** WORK INSTRUCTIONS **
In the comment thread below, does the license have to go in the title field?

** DOCUMENT SECTION **
┄┄┄┄┄┄

Also, "[photo name] by [creator] CC [license type and version number]" is not short when it comes to social media. ;-)

Clarifying that this is approved from Legal as long as the CC license is present, putting it in the title field is not a requirement. I was suggesting use of title as a way to avoid it being cut off, but it's approved as long as the information is present.

Not yet, I'm trying to apply what legal said and It's not easy, gave it a try last weekend and failed but it's WIP just slow.

I gave another try today and every way I tried it was impossible. This is outside of my knowledge. Also, It's really strange to me that showing data requires license info, even companies with strict rules on copyright don't do it on fully copyrighted images like Google (https://www.blog.google/topics/hardware/10-things-know-about-google-pixelbook-and-pixelbook-pen/), facebook (https://newsroom.fb.com/news/2017/10/celebrate-halloween-with-spook-tacular-features-from-facebook-and-messenger/ ), netflix (https://media.netflix.com/en/company-blog/what-netflixs-half-a-billion-cad-investment-in-canada-is-really-about), Airbnb (https://blog.atairbnb.com/team-and-travel-how-sharing-a-home-helps-this-company-bond/). All of these examples have og:image tag without any notice about the copyright in the description or title tags.

┄┄┄┄┄┄

** LISTING **

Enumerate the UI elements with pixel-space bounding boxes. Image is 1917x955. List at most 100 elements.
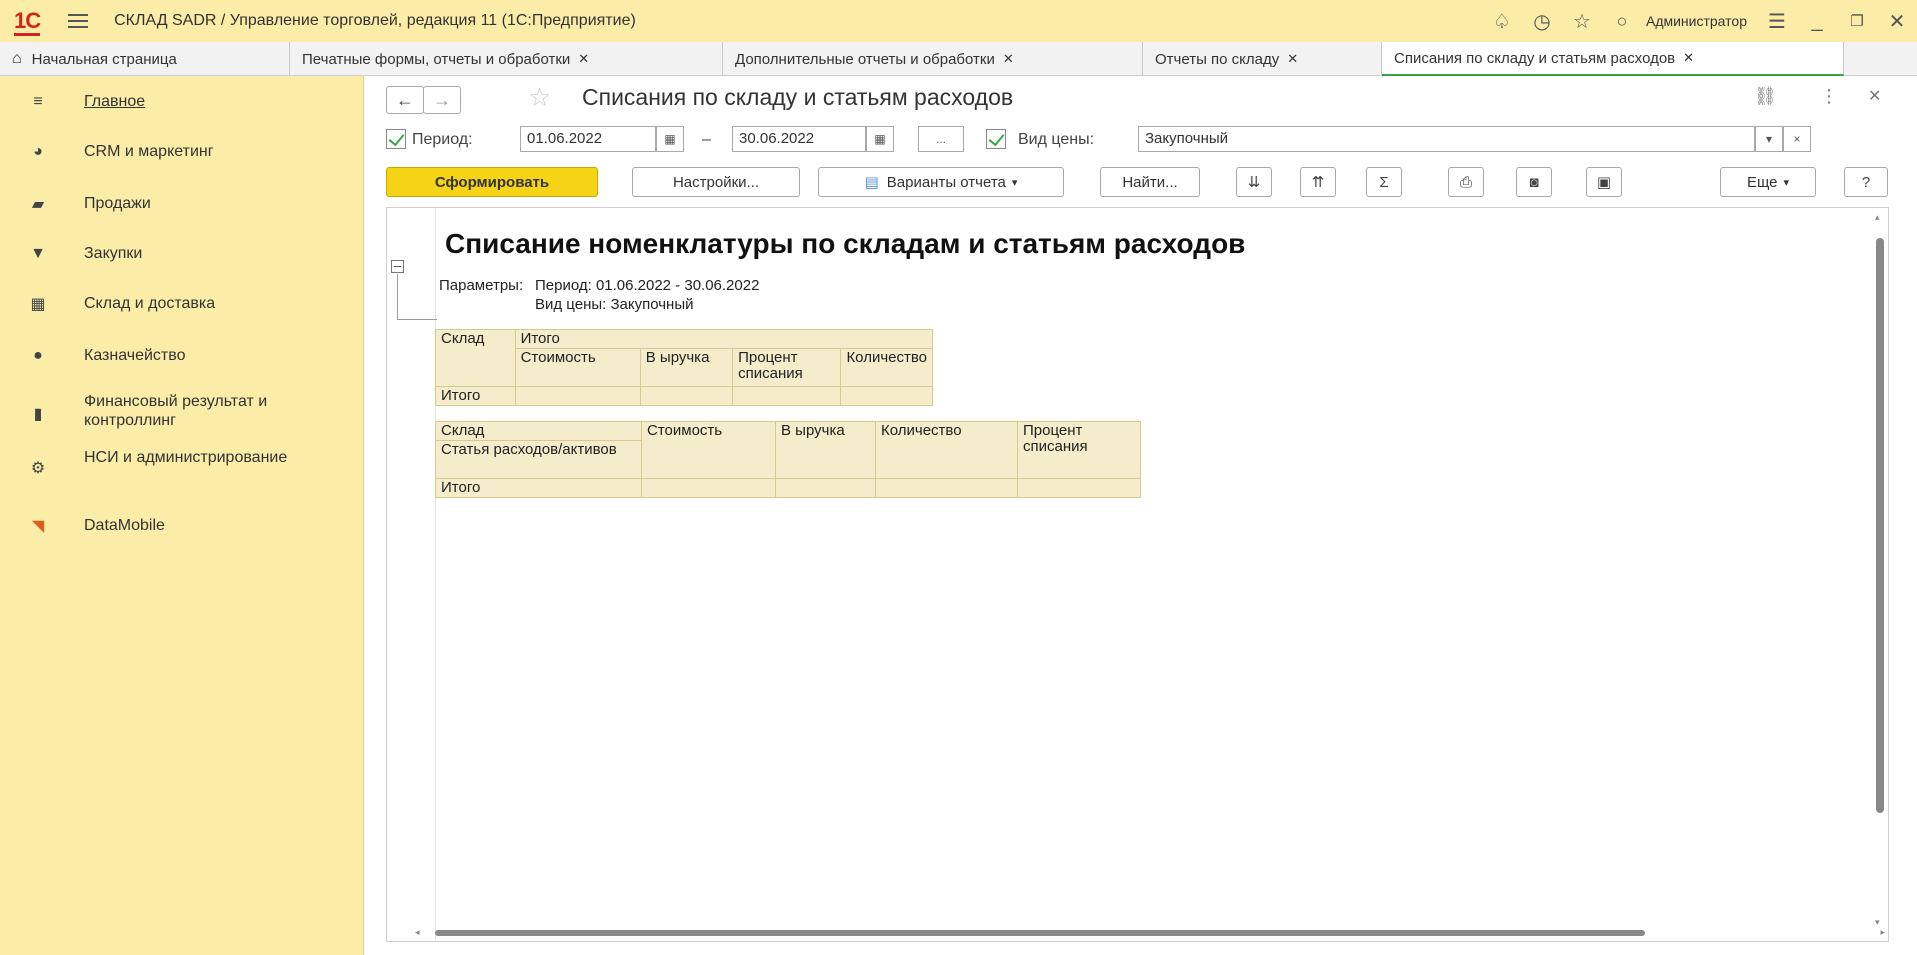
table-cell bbox=[840, 386, 933, 406]
report-area[interactable]: Списание номенклатуры по складам и стать… bbox=[386, 207, 1889, 942]
report-table-articles: Склад Стоимость В ыручка Количество Проц… bbox=[435, 421, 1141, 498]
user-name[interactable]: Администратор bbox=[1646, 13, 1747, 29]
table-cell bbox=[639, 386, 734, 406]
clear-icon[interactable]: × bbox=[1783, 126, 1811, 152]
date-from-field[interactable]: 01.06.2022 bbox=[520, 126, 656, 152]
tab-print-forms[interactable]: Печатные формы, отчеты и обработки ✕ bbox=[290, 42, 723, 76]
close-tab-icon[interactable]: ✕ bbox=[1287, 51, 1298, 67]
sidebar-item-sales[interactable]: ▰ Продажи bbox=[0, 192, 364, 216]
collapse-groups-icon[interactable]: ⇈ bbox=[1300, 167, 1336, 197]
bar-chart-icon: ▮ bbox=[33, 406, 43, 423]
table-cell bbox=[514, 386, 641, 406]
sidebar-item-datamobile[interactable]: ◥ DataMobile bbox=[0, 514, 364, 538]
1c-logo: 1С bbox=[14, 8, 41, 36]
calendar-to-icon[interactable]: ▦ bbox=[866, 126, 894, 152]
price-type-field[interactable]: Закупочный bbox=[1138, 126, 1755, 152]
variants-icon: ▤ bbox=[864, 174, 879, 191]
period-checkbox[interactable] bbox=[386, 129, 406, 149]
more-button[interactable]: Еще ▾ bbox=[1720, 167, 1816, 197]
scroll-left-icon[interactable]: ◂ bbox=[415, 927, 420, 938]
period-select-button[interactable]: ... bbox=[918, 126, 964, 152]
table-cell bbox=[641, 478, 776, 498]
vertical-scroll-thumb[interactable] bbox=[1876, 238, 1884, 813]
group-line bbox=[397, 319, 437, 320]
restore-icon[interactable]: ❐ bbox=[1837, 12, 1877, 30]
generate-button[interactable]: Сформировать bbox=[386, 167, 598, 197]
group-line bbox=[397, 274, 398, 320]
main-menu-icon[interactable] bbox=[68, 14, 89, 28]
horizontal-scrollbar[interactable]: ◂ ▸ bbox=[415, 927, 1885, 937]
tab-home[interactable]: ⌂ Начальная страница bbox=[0, 42, 290, 76]
scroll-right-icon[interactable]: ▸ bbox=[1880, 927, 1885, 938]
calendar-from-icon[interactable]: ▦ bbox=[656, 126, 684, 152]
date-to-field[interactable]: 30.06.2022 bbox=[732, 126, 866, 152]
minimize-icon[interactable]: _ bbox=[1797, 10, 1837, 33]
report-variants-button[interactable]: ▤ Варианты отчета ▾ bbox=[818, 167, 1064, 197]
close-icon[interactable]: ✕ bbox=[1877, 9, 1917, 34]
period-label: Период: bbox=[412, 131, 473, 148]
table-header: Процент списания bbox=[1017, 421, 1141, 479]
app-title: СКЛАД SADR / Управление торговлей, редак… bbox=[114, 12, 636, 29]
dropdown-icon[interactable]: ▾ bbox=[1755, 126, 1783, 152]
horizontal-scroll-thumb[interactable] bbox=[435, 930, 1645, 936]
close-form-icon[interactable]: ✕ bbox=[1868, 86, 1881, 106]
table-header: Количество bbox=[840, 348, 933, 387]
save-icon[interactable]: ▣ bbox=[1586, 167, 1622, 197]
table-header: Количество bbox=[875, 421, 1018, 479]
table-header: Статья расходов/активов bbox=[435, 440, 642, 479]
settings-menu-icon[interactable]: ☰ bbox=[1757, 9, 1797, 34]
close-tab-icon[interactable]: ✕ bbox=[578, 51, 589, 67]
tab-writeoffs[interactable]: Списания по складу и статьям расходов ✕ bbox=[1382, 42, 1844, 76]
bell-icon[interactable]: ♤ bbox=[1482, 9, 1522, 34]
sidebar-item-purchases[interactable]: ▼ Закупки bbox=[0, 242, 364, 266]
tabs-bar: ⌂ Начальная страница Печатные формы, отч… bbox=[0, 42, 1917, 76]
date-dash: – bbox=[702, 131, 711, 148]
expand-groups-icon[interactable]: ⇊ bbox=[1236, 167, 1272, 197]
gear-icon: ⚙ bbox=[30, 460, 46, 477]
scroll-down-icon[interactable]: ▾ bbox=[1875, 917, 1880, 928]
table-header: Итого bbox=[514, 329, 934, 349]
more-vertical-icon[interactable]: ⋮ bbox=[1820, 86, 1838, 107]
forward-button[interactable]: → bbox=[423, 86, 461, 114]
find-button[interactable]: Найти... bbox=[1100, 167, 1200, 197]
report-params-label: Параметры: bbox=[439, 277, 524, 294]
help-button[interactable]: ? bbox=[1844, 167, 1888, 197]
sidebar-item-admin[interactable]: ⚙ НСИ и администрирование bbox=[0, 446, 364, 488]
back-button[interactable]: ← bbox=[386, 86, 424, 114]
link-icon[interactable]: ⛓ bbox=[1754, 86, 1777, 107]
chevron-down-icon: ▾ bbox=[1783, 176, 1790, 189]
close-tab-icon[interactable]: ✕ bbox=[1683, 50, 1694, 66]
vertical-scrollbar[interactable]: ▴ ▾ bbox=[1874, 212, 1884, 927]
pie-chart-icon: ◕ bbox=[33, 143, 43, 160]
table-cell bbox=[1017, 478, 1141, 498]
preview-icon[interactable]: ◙ bbox=[1516, 167, 1552, 197]
close-tab-icon[interactable]: ✕ bbox=[1003, 51, 1014, 67]
print-icon[interactable]: ⎙ bbox=[1448, 167, 1484, 197]
favorite-star-icon[interactable]: ☆ bbox=[528, 82, 551, 113]
scroll-up-icon[interactable]: ▴ bbox=[1875, 212, 1880, 223]
sidebar-item-warehouse[interactable]: ▦ Склад и доставка bbox=[0, 292, 364, 316]
history-icon[interactable]: ◷ bbox=[1522, 9, 1562, 34]
warehouse-icon: ▦ bbox=[30, 296, 46, 313]
sidebar-item-main[interactable]: ≡ Главное bbox=[0, 90, 364, 114]
search-icon[interactable]: ○ bbox=[1602, 11, 1642, 32]
report-param-price: Вид цены: Закупочный bbox=[535, 296, 694, 313]
report-table-totals: Склад Итого Стоимость В ыручка Процент с… bbox=[435, 329, 934, 406]
report-param-period: Период: 01.06.2022 - 30.06.2022 bbox=[535, 277, 760, 294]
tab-additional-reports[interactable]: Дополнительные отчеты и обработки ✕ bbox=[723, 42, 1143, 76]
settings-button[interactable]: Настройки... bbox=[632, 167, 800, 197]
cart-icon: ▼ bbox=[30, 245, 46, 262]
report-title: Списание номенклатуры по складам и стать… bbox=[445, 228, 1246, 259]
sum-button[interactable]: Σ bbox=[1366, 167, 1402, 197]
table-header: Склад bbox=[435, 329, 516, 387]
collapse-group-icon[interactable] bbox=[391, 260, 404, 273]
chevron-down-icon: ▾ bbox=[1011, 176, 1018, 189]
table-header: Склад bbox=[435, 421, 642, 441]
sidebar-item-treasury[interactable]: ● Казначейство bbox=[0, 344, 364, 368]
home-icon: ⌂ bbox=[12, 50, 22, 67]
sidebar-item-finance[interactable]: ▮ Финансовый результат и контроллинг bbox=[0, 390, 364, 432]
tab-warehouse-reports[interactable]: Отчеты по складу ✕ bbox=[1143, 42, 1382, 76]
price-type-checkbox[interactable] bbox=[986, 129, 1006, 149]
sidebar-item-crm[interactable]: ◕ CRM и маркетинг bbox=[0, 140, 364, 164]
star-icon[interactable]: ☆ bbox=[1562, 9, 1602, 34]
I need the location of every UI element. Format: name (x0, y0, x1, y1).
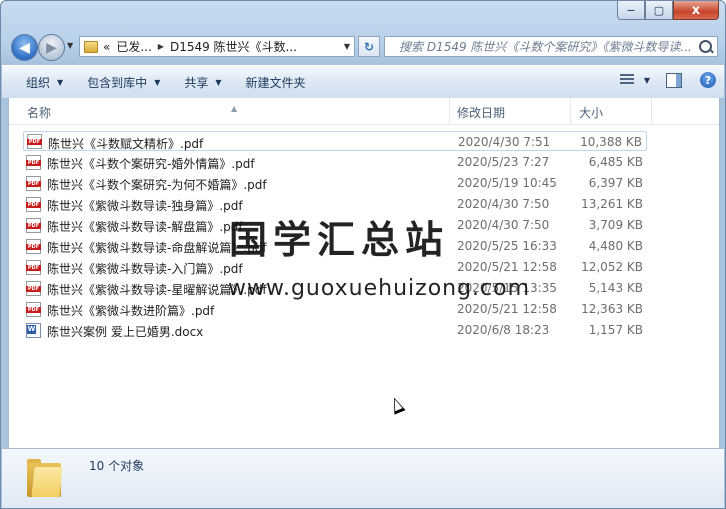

┄┄┄┄┄┄

** TASK ANSWER **
No. Legal approves it as long as the CC license information is present.